------ Entries shown ------

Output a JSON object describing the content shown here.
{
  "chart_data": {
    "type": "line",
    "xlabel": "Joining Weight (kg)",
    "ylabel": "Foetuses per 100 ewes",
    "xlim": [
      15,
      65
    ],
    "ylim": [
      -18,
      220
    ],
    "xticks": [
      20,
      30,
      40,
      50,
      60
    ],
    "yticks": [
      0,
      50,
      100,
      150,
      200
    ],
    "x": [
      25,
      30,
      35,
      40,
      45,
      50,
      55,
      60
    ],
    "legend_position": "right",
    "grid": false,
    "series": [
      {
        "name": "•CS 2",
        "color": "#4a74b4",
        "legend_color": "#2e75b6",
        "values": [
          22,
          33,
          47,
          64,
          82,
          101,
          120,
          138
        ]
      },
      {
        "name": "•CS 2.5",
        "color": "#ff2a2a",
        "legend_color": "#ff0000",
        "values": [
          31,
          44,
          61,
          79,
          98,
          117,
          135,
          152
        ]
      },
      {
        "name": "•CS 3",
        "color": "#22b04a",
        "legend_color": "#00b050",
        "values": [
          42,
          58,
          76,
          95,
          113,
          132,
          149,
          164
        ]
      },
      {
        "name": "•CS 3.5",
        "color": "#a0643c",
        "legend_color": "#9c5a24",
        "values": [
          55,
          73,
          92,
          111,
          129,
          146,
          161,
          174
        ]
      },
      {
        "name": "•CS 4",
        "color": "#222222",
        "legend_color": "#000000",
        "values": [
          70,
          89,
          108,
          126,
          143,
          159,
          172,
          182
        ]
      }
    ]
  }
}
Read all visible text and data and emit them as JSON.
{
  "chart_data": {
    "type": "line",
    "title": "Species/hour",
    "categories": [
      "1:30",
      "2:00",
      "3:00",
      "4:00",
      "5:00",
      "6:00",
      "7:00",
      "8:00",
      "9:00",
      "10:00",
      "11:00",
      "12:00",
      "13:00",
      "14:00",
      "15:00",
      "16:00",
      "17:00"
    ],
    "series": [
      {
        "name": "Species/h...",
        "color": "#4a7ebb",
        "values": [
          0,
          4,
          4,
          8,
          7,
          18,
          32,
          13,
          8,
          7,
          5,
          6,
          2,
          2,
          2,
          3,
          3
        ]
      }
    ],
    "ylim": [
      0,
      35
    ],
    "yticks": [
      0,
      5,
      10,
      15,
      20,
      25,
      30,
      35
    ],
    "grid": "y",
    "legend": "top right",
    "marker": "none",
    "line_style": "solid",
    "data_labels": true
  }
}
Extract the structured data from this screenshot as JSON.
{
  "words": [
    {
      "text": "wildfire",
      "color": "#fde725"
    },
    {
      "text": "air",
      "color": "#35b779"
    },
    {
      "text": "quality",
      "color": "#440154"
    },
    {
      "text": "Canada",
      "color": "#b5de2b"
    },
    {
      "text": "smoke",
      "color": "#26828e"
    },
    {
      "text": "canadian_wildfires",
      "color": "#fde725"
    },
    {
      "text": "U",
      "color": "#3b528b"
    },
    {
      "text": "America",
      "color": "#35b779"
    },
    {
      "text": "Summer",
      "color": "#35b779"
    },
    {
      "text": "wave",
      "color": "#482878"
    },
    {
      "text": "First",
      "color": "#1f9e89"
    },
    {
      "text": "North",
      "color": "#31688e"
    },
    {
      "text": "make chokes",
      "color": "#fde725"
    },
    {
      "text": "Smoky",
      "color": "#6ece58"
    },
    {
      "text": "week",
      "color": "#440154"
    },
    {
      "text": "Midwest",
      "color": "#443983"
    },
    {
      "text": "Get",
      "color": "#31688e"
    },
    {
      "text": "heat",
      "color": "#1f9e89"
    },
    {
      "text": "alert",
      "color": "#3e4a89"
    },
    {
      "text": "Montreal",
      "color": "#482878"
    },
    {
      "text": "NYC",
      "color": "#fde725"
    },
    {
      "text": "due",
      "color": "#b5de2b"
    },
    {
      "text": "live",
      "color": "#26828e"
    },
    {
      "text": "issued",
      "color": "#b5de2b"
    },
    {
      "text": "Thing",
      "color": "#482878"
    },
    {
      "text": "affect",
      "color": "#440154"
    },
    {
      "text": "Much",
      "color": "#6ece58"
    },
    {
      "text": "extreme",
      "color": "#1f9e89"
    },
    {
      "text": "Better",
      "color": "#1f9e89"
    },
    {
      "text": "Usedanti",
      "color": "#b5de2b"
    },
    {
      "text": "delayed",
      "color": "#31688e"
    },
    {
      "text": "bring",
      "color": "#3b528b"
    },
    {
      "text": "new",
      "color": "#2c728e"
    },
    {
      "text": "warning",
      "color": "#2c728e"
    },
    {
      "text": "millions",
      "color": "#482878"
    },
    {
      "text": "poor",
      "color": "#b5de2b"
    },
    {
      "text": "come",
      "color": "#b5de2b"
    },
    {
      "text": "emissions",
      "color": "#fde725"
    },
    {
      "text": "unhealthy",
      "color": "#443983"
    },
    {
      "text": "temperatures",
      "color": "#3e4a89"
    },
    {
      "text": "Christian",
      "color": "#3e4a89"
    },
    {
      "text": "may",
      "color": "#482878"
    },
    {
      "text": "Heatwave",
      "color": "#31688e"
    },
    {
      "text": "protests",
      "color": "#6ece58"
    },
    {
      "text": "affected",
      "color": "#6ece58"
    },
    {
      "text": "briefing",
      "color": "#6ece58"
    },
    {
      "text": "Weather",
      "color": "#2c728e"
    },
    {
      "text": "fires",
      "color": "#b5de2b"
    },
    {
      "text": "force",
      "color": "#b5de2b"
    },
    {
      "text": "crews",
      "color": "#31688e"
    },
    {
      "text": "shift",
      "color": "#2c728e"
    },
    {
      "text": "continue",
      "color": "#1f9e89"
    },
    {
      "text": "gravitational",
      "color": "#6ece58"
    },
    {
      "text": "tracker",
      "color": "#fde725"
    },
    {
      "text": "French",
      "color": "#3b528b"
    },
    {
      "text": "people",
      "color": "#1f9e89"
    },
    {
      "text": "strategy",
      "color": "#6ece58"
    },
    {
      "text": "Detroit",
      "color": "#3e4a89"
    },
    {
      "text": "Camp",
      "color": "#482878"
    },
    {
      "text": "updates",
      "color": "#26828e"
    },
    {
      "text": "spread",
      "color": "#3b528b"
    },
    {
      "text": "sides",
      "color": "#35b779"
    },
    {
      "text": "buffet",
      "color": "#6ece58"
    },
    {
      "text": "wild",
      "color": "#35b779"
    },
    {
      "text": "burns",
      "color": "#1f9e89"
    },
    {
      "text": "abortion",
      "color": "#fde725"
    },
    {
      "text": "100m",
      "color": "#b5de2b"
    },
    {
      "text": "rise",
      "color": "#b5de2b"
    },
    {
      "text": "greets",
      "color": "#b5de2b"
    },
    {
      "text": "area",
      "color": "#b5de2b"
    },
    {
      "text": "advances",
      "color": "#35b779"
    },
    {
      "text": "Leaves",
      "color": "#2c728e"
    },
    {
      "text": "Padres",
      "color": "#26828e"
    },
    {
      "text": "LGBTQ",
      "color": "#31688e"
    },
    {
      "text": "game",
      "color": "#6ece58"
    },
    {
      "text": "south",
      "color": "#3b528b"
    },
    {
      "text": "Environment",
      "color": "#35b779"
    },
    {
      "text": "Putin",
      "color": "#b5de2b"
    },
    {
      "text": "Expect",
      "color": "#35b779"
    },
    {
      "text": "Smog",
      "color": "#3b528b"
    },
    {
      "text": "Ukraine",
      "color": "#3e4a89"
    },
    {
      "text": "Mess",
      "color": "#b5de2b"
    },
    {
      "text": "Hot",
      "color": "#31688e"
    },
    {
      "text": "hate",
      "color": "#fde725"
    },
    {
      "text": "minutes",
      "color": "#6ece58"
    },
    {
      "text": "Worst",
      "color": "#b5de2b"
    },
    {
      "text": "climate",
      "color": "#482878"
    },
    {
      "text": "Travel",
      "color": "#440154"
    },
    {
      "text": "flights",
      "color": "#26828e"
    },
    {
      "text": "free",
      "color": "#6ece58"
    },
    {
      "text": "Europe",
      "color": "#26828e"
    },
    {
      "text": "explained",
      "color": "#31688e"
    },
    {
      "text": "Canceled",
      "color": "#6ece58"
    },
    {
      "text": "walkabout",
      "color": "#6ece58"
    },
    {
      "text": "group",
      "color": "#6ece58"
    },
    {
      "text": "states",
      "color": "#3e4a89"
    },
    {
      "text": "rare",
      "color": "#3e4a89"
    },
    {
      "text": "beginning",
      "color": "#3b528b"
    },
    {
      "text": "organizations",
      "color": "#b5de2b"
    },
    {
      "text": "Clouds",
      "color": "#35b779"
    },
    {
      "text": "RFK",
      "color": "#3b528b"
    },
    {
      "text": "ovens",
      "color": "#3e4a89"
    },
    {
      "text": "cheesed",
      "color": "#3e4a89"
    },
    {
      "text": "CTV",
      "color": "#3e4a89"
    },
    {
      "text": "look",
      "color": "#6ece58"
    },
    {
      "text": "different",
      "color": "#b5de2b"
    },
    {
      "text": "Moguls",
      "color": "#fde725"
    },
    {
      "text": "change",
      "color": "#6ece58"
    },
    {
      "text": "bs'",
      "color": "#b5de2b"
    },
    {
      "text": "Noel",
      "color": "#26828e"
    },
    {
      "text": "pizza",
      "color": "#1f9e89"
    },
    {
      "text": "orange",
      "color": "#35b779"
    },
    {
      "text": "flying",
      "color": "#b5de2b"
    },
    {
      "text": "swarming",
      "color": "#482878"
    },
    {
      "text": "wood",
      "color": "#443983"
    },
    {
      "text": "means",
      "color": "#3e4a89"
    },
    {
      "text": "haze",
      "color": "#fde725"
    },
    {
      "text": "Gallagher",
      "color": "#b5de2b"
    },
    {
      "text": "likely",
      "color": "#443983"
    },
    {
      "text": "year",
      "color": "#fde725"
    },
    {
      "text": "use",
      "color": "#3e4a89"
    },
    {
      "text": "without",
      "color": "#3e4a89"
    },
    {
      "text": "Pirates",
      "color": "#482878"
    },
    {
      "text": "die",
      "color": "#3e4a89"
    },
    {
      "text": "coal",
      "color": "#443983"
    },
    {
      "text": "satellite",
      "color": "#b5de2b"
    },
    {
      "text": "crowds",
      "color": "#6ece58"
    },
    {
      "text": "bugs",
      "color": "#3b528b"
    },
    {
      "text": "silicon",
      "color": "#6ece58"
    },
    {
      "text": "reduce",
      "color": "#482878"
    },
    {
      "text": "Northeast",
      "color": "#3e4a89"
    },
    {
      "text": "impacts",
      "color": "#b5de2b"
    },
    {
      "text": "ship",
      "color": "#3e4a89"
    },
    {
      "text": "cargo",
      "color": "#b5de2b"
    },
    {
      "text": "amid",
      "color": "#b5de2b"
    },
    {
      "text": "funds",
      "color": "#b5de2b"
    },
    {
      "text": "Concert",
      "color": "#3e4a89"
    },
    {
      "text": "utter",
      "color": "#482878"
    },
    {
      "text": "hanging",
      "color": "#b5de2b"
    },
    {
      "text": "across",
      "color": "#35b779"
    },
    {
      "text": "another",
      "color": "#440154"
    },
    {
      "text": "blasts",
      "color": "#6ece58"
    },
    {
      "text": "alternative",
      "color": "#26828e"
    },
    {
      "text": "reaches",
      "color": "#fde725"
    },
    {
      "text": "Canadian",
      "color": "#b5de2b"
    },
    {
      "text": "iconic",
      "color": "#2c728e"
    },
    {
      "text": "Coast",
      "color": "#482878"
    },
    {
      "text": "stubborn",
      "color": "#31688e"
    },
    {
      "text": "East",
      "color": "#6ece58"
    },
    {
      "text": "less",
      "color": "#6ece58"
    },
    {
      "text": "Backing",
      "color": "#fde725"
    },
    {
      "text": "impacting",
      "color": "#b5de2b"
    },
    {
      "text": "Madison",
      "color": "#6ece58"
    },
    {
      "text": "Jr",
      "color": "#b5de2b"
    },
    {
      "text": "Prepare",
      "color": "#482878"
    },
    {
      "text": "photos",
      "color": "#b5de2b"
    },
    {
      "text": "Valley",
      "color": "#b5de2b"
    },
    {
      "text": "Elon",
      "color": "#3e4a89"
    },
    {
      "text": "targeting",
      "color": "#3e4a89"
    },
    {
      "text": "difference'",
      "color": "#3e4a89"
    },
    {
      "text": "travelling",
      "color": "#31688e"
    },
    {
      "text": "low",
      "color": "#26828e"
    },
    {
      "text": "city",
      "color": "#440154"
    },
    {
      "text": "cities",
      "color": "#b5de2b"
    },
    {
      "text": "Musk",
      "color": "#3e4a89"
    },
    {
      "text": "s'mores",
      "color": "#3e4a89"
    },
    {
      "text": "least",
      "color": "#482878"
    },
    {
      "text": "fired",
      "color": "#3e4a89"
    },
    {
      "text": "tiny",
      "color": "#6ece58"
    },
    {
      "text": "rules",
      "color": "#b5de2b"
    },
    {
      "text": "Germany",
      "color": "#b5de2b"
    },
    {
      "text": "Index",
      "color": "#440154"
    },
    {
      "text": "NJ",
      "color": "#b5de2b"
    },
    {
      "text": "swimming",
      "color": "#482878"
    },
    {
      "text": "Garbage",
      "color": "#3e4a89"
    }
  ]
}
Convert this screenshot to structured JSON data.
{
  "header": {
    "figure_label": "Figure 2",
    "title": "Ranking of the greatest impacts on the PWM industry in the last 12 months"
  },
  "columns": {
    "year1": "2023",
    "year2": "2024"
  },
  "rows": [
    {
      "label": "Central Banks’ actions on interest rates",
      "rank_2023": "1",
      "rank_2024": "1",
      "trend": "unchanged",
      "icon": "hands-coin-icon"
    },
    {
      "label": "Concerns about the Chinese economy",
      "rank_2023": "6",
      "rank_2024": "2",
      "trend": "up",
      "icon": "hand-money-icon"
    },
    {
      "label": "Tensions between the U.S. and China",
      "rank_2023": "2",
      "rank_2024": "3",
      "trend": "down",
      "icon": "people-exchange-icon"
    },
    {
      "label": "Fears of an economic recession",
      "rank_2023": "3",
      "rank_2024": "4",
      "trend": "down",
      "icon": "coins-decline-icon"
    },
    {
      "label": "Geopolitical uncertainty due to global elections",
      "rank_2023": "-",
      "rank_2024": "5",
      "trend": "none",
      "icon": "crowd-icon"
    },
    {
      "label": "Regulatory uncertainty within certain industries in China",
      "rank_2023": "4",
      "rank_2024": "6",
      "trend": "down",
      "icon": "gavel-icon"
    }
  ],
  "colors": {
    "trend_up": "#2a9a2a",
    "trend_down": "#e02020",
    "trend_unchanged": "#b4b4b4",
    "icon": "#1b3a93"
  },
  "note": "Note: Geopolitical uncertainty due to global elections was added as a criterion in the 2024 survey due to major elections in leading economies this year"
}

------

- Directions for this task:
In the records above, locate each line with the word "Geopolitical". Copy all such lines.

- Worked answer:
      "label": "Geopolitical uncertainty due to global elections",
  "note": "Note: Geopolitical uncertainty due to global elections was added as a criterion in the 2024 survey due to major elections in leading economies this year"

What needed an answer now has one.